[Entries with figure data]
^^^^^^^^
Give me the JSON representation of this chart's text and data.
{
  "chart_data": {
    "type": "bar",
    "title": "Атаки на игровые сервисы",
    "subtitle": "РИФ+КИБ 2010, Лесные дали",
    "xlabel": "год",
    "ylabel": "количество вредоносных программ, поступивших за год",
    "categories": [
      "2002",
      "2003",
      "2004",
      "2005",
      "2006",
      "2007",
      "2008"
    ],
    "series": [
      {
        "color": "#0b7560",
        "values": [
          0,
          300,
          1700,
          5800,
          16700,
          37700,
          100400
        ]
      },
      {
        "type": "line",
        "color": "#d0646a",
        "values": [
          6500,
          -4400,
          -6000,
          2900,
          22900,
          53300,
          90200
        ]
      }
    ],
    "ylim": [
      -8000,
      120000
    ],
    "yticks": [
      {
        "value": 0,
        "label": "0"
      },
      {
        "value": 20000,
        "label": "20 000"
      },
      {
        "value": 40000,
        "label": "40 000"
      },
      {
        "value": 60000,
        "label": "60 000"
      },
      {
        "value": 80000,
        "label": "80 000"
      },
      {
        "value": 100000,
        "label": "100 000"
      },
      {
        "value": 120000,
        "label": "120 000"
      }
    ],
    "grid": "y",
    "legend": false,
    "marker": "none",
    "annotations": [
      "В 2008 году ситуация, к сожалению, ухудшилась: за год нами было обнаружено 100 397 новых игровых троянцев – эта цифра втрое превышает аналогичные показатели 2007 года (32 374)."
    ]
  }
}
^^^^^^^^
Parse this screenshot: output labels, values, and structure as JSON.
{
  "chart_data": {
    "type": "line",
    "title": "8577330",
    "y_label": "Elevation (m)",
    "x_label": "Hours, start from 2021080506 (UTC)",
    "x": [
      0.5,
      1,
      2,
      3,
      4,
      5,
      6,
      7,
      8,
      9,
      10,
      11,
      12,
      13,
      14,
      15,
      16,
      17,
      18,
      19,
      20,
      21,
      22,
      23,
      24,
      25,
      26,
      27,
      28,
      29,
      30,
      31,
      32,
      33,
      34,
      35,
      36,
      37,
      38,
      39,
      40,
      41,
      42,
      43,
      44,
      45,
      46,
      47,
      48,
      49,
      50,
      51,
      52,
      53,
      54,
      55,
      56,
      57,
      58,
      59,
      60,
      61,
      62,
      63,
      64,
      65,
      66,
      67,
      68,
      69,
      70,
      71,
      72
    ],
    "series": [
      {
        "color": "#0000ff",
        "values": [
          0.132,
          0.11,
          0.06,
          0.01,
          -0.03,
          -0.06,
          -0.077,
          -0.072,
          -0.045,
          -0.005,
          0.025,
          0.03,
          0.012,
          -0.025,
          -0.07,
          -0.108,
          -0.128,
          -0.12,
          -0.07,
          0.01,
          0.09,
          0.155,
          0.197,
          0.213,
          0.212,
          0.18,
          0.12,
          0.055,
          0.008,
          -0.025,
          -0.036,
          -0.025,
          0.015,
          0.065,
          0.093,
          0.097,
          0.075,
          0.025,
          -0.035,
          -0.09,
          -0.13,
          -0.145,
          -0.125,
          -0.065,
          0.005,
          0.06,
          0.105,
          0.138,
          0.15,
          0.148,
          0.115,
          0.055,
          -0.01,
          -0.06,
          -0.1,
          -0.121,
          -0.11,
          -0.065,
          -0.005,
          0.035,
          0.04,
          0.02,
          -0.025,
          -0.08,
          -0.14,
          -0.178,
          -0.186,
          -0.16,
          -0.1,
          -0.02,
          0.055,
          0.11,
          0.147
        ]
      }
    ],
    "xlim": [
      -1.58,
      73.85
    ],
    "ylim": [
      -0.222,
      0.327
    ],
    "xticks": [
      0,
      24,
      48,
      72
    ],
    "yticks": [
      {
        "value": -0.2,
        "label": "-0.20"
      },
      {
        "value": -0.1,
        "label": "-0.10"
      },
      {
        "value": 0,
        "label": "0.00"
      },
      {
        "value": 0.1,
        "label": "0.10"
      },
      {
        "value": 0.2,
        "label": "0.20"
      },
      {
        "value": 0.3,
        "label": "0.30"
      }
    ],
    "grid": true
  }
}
^^^^^^^^
= THE EXERCISE =
From the records above, copy every line that holds the word "this".

= THE SOLUTION =
Give me the JSON representation of this chart's text and data.
Parse this screenshot: output labels, values, and structure as JSON.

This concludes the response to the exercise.